§ GIVEN INSTRUCTION: Retype the lines of the listing between the line holding "276, 321, 455]" and the line holding "- continuation-text: субъектов", inclusive, with no changes.
+--
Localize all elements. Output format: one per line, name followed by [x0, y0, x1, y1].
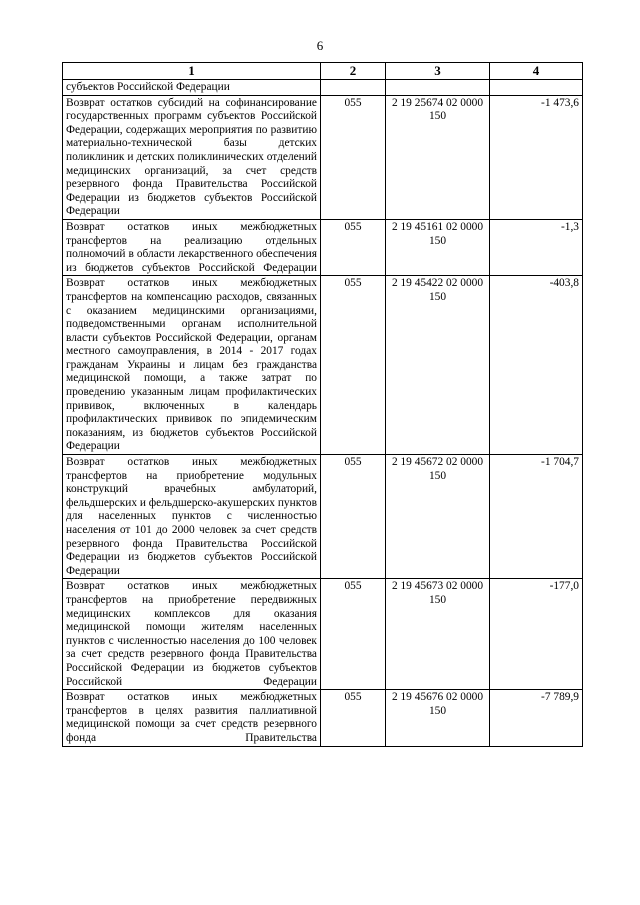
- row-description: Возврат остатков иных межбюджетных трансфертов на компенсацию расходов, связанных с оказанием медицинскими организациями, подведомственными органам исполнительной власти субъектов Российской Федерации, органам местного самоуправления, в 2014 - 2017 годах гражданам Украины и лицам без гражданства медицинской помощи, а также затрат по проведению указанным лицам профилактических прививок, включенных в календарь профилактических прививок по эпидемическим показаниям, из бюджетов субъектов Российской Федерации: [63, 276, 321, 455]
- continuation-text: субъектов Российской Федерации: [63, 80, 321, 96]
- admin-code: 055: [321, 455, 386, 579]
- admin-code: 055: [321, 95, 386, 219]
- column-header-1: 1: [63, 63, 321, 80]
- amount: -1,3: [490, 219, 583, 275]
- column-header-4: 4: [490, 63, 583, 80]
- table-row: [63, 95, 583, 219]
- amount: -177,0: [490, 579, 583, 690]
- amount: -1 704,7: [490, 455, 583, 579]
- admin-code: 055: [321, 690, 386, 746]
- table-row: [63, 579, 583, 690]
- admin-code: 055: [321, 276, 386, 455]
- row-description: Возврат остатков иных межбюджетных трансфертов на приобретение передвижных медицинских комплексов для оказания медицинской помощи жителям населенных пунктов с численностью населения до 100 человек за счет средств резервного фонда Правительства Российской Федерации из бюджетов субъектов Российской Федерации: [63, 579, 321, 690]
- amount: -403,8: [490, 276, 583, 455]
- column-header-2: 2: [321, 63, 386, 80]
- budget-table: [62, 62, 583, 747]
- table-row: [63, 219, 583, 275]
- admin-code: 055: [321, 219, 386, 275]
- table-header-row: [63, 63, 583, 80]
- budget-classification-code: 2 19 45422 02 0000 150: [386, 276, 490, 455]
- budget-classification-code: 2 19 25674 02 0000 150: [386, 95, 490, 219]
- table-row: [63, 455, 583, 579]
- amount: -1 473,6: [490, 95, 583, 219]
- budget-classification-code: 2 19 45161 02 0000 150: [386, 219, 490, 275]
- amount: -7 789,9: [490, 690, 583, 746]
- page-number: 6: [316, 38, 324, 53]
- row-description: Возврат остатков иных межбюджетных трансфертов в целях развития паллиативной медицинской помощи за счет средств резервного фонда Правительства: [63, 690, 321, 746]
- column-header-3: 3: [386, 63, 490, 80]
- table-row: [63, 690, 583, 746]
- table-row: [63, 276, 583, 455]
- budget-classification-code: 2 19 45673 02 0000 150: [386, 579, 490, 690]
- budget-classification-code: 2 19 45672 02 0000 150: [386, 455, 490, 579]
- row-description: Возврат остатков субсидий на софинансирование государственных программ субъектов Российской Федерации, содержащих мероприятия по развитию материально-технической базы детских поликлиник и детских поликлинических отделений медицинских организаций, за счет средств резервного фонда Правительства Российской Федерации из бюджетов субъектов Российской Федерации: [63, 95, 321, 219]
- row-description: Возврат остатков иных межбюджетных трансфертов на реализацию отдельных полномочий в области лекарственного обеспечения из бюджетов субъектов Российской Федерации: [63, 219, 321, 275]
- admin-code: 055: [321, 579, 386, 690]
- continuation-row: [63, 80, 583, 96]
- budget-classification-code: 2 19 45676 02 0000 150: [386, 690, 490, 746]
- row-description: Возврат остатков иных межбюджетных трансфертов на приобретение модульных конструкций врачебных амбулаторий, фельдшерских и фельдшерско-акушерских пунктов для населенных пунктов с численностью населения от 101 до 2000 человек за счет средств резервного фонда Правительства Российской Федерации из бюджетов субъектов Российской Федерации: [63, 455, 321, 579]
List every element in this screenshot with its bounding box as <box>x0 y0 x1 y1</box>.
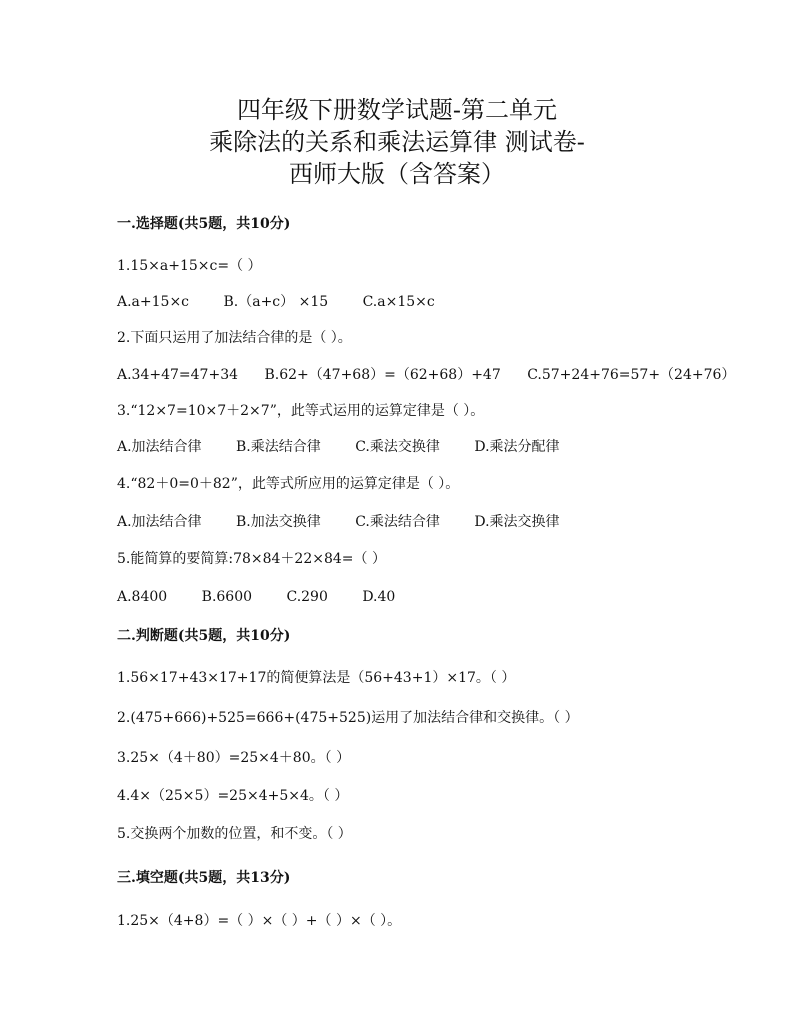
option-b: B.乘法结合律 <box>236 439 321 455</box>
+--
§ SOLUTION TO THE PROBLEM:
- row-description: Возврат остатков иных межбюджетных трансфертов на компенсацию расходов, связанных с оказанием медицинскими организациями, подведомственными органам исполнительной власти субъектов Российской Федерации, органам местного самоуправления, в 2014 - 2017 годах гражданам Украины и лицам без гражданства медицинской помощи, а также затрат по проведению указанным лицам профилактических прививок, включенных в календарь профилактических прививок по эпидемическим показаниям, из бюджетов субъектов Российской Федерации: [63, 276, 321, 455]
- continuation-text: субъектов Российской Федерации: [63, 80, 321, 96]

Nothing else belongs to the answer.